> THE TASK: Work out how many lines contain "Durchschnitt". Reply with the count alone.

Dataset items
──────

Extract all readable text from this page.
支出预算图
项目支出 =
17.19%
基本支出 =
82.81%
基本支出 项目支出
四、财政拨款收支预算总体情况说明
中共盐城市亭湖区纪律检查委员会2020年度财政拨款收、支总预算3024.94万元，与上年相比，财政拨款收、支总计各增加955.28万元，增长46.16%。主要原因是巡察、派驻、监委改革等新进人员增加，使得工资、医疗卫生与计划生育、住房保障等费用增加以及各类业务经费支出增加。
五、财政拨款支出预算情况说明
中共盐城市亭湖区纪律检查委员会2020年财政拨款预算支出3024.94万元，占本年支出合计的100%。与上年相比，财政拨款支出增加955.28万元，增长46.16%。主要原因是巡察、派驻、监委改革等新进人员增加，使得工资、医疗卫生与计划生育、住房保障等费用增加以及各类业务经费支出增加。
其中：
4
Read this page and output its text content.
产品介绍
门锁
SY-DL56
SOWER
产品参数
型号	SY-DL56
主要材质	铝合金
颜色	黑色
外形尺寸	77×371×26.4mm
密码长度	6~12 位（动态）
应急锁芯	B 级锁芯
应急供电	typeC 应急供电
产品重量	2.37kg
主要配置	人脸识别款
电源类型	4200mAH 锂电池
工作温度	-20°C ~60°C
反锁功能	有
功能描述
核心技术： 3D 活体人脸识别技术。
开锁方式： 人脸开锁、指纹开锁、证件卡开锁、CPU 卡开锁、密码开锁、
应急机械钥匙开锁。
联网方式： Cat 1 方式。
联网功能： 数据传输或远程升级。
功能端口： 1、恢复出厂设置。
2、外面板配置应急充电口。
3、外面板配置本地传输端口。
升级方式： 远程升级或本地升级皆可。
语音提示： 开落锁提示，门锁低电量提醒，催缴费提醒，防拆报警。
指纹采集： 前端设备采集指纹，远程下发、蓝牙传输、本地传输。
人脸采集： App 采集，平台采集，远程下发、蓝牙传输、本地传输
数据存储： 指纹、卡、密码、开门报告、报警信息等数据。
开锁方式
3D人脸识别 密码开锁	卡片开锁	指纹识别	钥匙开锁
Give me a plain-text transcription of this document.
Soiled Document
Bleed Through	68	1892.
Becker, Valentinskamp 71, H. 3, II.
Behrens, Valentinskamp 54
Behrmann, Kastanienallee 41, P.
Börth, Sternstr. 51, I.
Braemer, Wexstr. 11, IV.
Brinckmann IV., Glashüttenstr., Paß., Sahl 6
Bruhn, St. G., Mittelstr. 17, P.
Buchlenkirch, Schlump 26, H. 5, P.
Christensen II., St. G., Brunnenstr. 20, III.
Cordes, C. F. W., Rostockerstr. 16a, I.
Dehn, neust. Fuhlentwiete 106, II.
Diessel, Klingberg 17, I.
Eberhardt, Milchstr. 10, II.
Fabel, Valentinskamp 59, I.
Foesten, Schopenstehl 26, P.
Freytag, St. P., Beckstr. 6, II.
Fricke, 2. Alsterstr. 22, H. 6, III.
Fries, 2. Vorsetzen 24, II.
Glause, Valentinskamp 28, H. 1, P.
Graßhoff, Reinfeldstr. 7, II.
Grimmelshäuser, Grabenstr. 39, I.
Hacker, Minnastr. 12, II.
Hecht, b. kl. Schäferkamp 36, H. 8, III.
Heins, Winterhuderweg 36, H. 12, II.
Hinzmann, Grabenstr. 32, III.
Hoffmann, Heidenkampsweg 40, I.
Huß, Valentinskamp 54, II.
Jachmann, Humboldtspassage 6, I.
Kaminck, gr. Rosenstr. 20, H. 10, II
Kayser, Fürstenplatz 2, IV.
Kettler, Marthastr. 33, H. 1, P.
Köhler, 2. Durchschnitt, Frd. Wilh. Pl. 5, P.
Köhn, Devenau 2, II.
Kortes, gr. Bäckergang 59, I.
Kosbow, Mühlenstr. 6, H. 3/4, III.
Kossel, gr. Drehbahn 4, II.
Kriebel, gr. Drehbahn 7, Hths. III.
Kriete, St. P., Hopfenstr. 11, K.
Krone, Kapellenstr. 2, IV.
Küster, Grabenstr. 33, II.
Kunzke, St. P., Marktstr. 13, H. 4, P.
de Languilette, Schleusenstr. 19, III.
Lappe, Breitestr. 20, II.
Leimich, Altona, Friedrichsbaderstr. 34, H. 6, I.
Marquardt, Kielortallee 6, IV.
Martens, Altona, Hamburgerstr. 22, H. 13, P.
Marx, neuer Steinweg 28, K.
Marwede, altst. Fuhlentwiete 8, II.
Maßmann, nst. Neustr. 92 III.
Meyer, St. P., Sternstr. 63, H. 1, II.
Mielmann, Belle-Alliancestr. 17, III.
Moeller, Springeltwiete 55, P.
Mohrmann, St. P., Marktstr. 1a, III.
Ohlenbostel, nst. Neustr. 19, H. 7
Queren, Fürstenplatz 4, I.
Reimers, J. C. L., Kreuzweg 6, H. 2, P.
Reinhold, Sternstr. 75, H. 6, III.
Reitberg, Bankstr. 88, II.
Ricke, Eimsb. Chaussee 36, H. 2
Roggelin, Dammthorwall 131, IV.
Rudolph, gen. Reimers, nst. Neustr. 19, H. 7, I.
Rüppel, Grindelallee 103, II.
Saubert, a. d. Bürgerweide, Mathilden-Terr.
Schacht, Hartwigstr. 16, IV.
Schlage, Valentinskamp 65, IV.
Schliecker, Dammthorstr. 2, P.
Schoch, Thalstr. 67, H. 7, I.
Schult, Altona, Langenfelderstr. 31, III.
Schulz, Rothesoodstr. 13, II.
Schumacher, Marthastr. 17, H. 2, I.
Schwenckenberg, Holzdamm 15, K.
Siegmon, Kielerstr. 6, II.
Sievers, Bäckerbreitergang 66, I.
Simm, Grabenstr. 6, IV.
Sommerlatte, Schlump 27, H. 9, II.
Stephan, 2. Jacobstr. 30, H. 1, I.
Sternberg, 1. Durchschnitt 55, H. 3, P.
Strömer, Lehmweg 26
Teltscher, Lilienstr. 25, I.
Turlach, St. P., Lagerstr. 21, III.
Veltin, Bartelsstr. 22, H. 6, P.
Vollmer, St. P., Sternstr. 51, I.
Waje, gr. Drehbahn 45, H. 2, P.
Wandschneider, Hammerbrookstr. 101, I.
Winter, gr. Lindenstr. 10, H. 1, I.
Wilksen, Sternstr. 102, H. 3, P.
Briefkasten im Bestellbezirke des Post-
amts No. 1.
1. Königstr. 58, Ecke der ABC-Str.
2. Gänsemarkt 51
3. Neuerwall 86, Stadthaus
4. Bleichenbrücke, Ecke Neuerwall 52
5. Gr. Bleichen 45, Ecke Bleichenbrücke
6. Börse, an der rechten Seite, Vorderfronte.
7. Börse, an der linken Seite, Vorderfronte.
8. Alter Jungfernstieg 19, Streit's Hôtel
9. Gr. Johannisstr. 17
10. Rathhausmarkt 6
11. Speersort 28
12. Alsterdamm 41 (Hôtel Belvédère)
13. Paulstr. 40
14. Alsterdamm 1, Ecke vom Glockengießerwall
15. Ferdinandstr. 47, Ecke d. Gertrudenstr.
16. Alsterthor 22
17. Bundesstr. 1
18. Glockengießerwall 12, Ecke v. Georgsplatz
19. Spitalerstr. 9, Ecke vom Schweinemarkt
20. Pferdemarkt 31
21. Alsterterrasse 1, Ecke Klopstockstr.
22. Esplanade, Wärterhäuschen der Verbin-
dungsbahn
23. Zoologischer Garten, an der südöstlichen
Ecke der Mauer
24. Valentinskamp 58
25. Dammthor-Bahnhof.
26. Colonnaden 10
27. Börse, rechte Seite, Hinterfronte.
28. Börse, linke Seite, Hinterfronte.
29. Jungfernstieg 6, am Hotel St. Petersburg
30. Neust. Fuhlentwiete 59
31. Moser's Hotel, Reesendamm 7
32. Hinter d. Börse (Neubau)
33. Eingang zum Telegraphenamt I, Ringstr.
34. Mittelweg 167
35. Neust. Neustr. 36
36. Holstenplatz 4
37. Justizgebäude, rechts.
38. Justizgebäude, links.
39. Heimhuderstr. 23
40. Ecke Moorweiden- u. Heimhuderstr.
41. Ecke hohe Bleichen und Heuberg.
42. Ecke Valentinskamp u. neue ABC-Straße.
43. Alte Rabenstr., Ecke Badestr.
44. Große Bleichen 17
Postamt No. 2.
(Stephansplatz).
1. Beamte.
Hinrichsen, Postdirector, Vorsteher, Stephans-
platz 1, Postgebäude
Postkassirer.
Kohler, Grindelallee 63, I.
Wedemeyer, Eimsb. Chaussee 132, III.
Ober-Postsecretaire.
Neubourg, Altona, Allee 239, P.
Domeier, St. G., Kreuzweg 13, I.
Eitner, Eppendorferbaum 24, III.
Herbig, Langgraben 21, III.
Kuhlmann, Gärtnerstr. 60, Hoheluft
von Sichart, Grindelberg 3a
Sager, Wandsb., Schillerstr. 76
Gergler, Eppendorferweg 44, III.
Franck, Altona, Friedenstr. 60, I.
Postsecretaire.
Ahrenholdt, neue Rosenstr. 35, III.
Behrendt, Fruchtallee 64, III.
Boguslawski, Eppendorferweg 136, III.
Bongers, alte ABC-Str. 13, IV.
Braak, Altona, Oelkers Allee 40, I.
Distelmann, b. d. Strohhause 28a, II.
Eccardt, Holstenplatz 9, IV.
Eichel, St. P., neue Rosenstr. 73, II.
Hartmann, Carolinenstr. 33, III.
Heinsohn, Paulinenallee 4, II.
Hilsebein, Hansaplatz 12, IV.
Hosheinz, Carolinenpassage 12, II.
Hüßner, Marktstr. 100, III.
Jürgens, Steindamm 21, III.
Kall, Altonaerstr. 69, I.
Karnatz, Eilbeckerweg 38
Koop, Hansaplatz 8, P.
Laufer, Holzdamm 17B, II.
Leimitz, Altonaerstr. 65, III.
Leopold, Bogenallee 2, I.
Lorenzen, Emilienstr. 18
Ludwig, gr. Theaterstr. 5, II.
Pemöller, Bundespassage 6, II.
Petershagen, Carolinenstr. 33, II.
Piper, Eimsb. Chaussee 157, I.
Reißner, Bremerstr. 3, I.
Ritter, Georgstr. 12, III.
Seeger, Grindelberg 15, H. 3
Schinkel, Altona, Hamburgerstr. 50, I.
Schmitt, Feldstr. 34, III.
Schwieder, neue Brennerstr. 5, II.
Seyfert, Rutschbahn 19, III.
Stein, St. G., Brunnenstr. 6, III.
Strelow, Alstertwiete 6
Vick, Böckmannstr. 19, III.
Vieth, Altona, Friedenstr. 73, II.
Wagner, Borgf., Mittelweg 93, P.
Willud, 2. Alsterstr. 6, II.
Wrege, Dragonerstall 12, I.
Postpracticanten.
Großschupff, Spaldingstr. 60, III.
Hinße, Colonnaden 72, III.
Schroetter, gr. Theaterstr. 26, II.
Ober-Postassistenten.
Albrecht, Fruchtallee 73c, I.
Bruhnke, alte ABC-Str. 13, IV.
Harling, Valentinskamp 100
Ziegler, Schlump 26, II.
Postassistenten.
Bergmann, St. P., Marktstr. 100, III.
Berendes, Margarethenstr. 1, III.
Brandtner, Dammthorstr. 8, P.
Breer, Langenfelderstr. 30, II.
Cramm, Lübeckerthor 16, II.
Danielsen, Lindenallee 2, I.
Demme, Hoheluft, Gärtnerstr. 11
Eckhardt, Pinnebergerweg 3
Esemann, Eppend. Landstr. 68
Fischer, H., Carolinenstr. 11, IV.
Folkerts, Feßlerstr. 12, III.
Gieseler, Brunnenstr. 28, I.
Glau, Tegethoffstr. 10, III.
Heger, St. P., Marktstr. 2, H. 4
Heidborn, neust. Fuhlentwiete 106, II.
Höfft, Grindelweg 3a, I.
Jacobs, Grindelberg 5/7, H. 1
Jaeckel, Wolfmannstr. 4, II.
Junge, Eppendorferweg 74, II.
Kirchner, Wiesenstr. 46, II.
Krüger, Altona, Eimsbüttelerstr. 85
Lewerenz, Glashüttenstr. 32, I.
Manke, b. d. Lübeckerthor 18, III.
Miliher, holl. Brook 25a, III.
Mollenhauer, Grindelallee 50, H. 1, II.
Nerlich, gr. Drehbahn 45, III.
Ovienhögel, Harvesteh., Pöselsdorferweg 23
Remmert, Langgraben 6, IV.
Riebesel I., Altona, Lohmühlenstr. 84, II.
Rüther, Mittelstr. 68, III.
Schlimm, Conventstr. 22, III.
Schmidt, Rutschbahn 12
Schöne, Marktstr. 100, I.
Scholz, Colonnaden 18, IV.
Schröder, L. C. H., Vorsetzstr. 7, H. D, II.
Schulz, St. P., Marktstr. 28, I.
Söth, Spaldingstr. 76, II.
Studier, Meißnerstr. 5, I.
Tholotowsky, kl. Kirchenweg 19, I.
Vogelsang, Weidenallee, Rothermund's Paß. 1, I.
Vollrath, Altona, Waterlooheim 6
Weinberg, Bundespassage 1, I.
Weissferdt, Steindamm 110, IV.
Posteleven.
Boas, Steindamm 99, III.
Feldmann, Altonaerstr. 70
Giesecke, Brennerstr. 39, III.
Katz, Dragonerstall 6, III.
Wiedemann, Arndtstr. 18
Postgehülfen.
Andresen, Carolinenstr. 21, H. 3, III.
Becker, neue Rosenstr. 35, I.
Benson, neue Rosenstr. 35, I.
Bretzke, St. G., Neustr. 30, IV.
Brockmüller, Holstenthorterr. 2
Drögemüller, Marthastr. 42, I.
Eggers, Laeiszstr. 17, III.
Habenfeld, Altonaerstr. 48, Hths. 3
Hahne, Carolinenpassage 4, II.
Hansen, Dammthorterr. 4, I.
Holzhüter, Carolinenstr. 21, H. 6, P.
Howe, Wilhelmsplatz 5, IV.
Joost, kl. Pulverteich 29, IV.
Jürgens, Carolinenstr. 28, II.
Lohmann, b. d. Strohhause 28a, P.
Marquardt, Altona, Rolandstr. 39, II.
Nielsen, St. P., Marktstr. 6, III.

──────

> TASK RESPONSE: 2